- Exercise instructions: Print every one of the entries below verbatim, but leave the pictures out.
##### Raw data
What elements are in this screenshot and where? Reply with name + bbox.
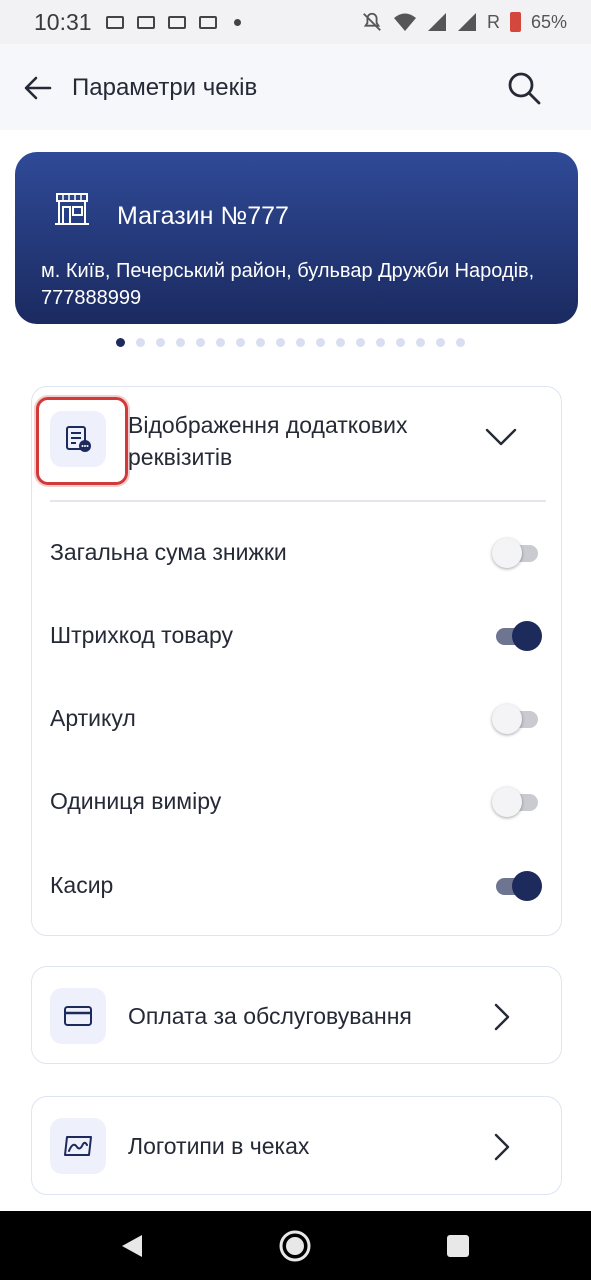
calendar-notification-icon [198, 15, 217, 29]
status-right: R 65% [361, 11, 567, 33]
pager-dot[interactable] [416, 338, 425, 347]
logo-icon-box [50, 1118, 106, 1174]
pager-dot[interactable] [336, 338, 345, 347]
pager-dot[interactable] [136, 338, 145, 347]
pager-dot[interactable] [376, 338, 385, 347]
pager-dot[interactable] [176, 338, 185, 347]
logo-image-icon [64, 1136, 92, 1156]
pager-dot[interactable] [256, 338, 265, 347]
divider [50, 500, 546, 502]
cashier-switch[interactable] [492, 870, 542, 901]
toggle-label: Касир [50, 872, 114, 898]
store-name: Магазин №777 [117, 202, 289, 230]
toggle-row-unit: Одиниця виміру [32, 776, 563, 826]
article-switch[interactable] [492, 703, 540, 734]
toggle-row-discount-total: Загальна сума знижки [32, 527, 563, 577]
additional-details-card: Відображення додаткових реквізитів Загал… [31, 386, 562, 936]
nav-home-icon[interactable] [278, 1229, 312, 1263]
network-type: R [486, 11, 500, 32]
receipt-icon-box [50, 411, 106, 467]
system-nav-bar [0, 1211, 591, 1280]
store-card[interactable]: Магазин №777 м. Київ, Печерський район, … [15, 152, 578, 324]
pager-dot[interactable] [436, 338, 445, 347]
page-title: Параметри чеків [72, 74, 258, 101]
service-payment-label: Оплата за обслуговування [128, 1003, 412, 1029]
pager-dot[interactable] [236, 338, 245, 347]
app-bar: Параметри чеків [0, 44, 591, 130]
card-icon [64, 1006, 92, 1026]
nav-back-icon[interactable] [120, 1233, 144, 1259]
nav-recents-icon[interactable] [447, 1235, 469, 1257]
pager-dot[interactable] [396, 338, 405, 347]
gmail-notification-icon [136, 15, 155, 29]
pager-dot[interactable] [456, 338, 465, 347]
toggle-row-article: Артикул [32, 693, 563, 743]
section-title[interactable]: Відображення додаткових реквізитів [128, 409, 468, 473]
gmail-notification-icon [167, 15, 186, 29]
store-icon [55, 193, 89, 225]
mute-icon [363, 12, 381, 31]
chevron-right-icon [494, 1003, 510, 1031]
pager-dot[interactable] [156, 338, 165, 347]
status-time: 10:31 [34, 8, 92, 35]
store-address: м. Київ, Печерський район, бульвар Дружб… [41, 260, 535, 304]
battery-percent: 65% [530, 11, 567, 32]
pager-dot[interactable] [276, 338, 285, 347]
pager-dot[interactable] [356, 338, 365, 347]
more-notifications-icon [233, 18, 241, 26]
pager-dot[interactable] [116, 338, 125, 347]
toggle-label: Загальна сума знижки [50, 539, 287, 565]
signal-icon [427, 13, 446, 31]
toggle-label: Штрихкод товару [50, 622, 234, 648]
unit-switch[interactable] [492, 786, 540, 817]
receipt-logos-label: Логотипи в чеках [128, 1133, 310, 1159]
toggle-row-barcode: Штрихкод товару [32, 610, 563, 660]
search-icon[interactable] [504, 68, 544, 108]
receipt-logos-item[interactable]: Логотипи в чеках [31, 1096, 562, 1195]
discount-total-switch[interactable] [492, 537, 540, 568]
card-icon-box [50, 988, 106, 1044]
toggle-row-cashier: Касир [32, 860, 563, 910]
store-pager[interactable] [116, 338, 465, 347]
pager-dot[interactable] [316, 338, 325, 347]
barcode-switch[interactable] [492, 620, 542, 651]
toggle-label: Артикул [50, 705, 136, 731]
chevron-down-icon[interactable] [484, 425, 518, 449]
pager-dot[interactable] [216, 338, 225, 347]
back-arrow-icon[interactable] [22, 72, 54, 104]
battery-icon [509, 12, 521, 32]
pager-dot[interactable] [196, 338, 205, 347]
status-bar: 10:31 R 65% [0, 0, 591, 44]
service-payment-item[interactable]: Оплата за обслуговування [31, 966, 562, 1064]
pager-dot[interactable] [296, 338, 305, 347]
receipt-details-icon [66, 426, 91, 452]
signal-icon [457, 13, 476, 31]
wifi-icon [393, 13, 416, 31]
gmail-notification-icon [105, 15, 124, 29]
chevron-right-icon [494, 1133, 510, 1161]
toggle-label: Одиниця виміру [50, 788, 222, 814]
##########
- Result below:
What elements are in this screenshot and where? Reply with name + bbox.
calendar-notification-icon [198, 15, 217, 29]
status-right: R 65% [361, 11, 567, 33]
pager-dot[interactable] [416, 338, 425, 347]
logo-icon-box [50, 1118, 106, 1174]
pager-dot[interactable] [336, 338, 345, 347]
pager-dot[interactable] [136, 338, 145, 347]
pager-dot[interactable] [376, 338, 385, 347]
pager-dot[interactable] [176, 338, 185, 347]
logo-image-icon [64, 1136, 92, 1156]
pager-dot[interactable] [256, 338, 265, 347]
divider [50, 500, 546, 502]
cashier-switch[interactable] [492, 870, 542, 901]
toggle-label: Касир [50, 872, 114, 898]
store-name: Магазин №777 [117, 202, 289, 230]
toggle-row-unit: Одиниця виміру [32, 776, 563, 826]
article-switch[interactable] [492, 703, 540, 734]
toggle-row-discount-total: Загальна сума знижки [32, 527, 563, 577]
additional-details-card: Відображення додаткових реквізитів Загал… [31, 386, 562, 936]
nav-home-icon[interactable] [278, 1229, 312, 1263]
network-type: R [486, 11, 500, 32]
receipt-icon-box [50, 411, 106, 467]
system-nav-bar [0, 1211, 591, 1280]
store-card[interactable]: Магазин №777 м. Київ, Печерський район, … [15, 152, 578, 324]
pager-dot[interactable] [436, 338, 445, 347]
page-title: Параметри чеків [72, 74, 258, 101]
service-payment-label: Оплата за обслуговування [128, 1003, 412, 1029]
pager-dot[interactable] [236, 338, 245, 347]
app-bar: Параметри чеків [0, 44, 591, 130]
card-icon [64, 1006, 92, 1026]
nav-back-icon[interactable] [120, 1233, 144, 1259]
nav-recents-icon[interactable] [447, 1235, 469, 1257]
pager-dot[interactable] [396, 338, 405, 347]
gmail-notification-icon [136, 15, 155, 29]
pager-dot[interactable] [456, 338, 465, 347]
toggle-row-article: Артикул [32, 693, 563, 743]
section-title[interactable]: Відображення додаткових реквізитів [128, 409, 468, 473]
gmail-notification-icon [167, 15, 186, 29]
store-icon [55, 193, 89, 225]
mute-icon [363, 12, 381, 31]
chevron-right-icon [494, 1003, 510, 1031]
pager-dot[interactable] [156, 338, 165, 347]
status-time: 10:31 [34, 8, 92, 35]
store-address: м. Київ, Печерський район, бульвар Дружб… [41, 260, 535, 304]
battery-percent: 65% [530, 11, 567, 32]
pager-dot[interactable] [276, 338, 285, 347]
pager-dot[interactable] [356, 338, 365, 347]
more-notifications-icon [233, 18, 241, 26]
pager-dot[interactable] [116, 338, 125, 347]
toggle-label: Загальна сума знижки [50, 539, 287, 565]
signal-icon [427, 13, 446, 31]
toggle-label: Штрихкод товару [50, 622, 234, 648]
unit-switch[interactable] [492, 786, 540, 817]
receipt-logos-label: Логотипи в чеках [128, 1133, 310, 1159]
toggle-row-barcode: Штрихкод товару [32, 610, 563, 660]
search-icon[interactable] [504, 68, 544, 108]
receipt-logos-item[interactable]: Логотипи в чеках [31, 1096, 562, 1195]
discount-total-switch[interactable] [492, 537, 540, 568]
card-icon-box [50, 988, 106, 1044]
toggle-row-cashier: Касир [32, 860, 563, 910]
store-pager[interactable] [116, 338, 465, 347]
pager-dot[interactable] [316, 338, 325, 347]
barcode-switch[interactable] [492, 620, 542, 651]
toggle-label: Артикул [50, 705, 136, 731]
chevron-down-icon[interactable] [484, 425, 518, 449]
pager-dot[interactable] [216, 338, 225, 347]
back-arrow-icon[interactable] [22, 72, 54, 104]
battery-icon [509, 12, 521, 32]
pager-dot[interactable] [196, 338, 205, 347]
status-bar: 10:31 R 65% [0, 0, 591, 44]
service-payment-item[interactable]: Оплата за обслуговування [31, 966, 562, 1064]
pager-dot[interactable] [296, 338, 305, 347]
receipt-details-icon [66, 426, 91, 452]
signal-icon [457, 13, 476, 31]
wifi-icon [393, 13, 416, 31]
gmail-notification-icon [105, 15, 124, 29]
chevron-right-icon [494, 1133, 510, 1161]
toggle-label: Одиниця виміру [50, 788, 222, 814]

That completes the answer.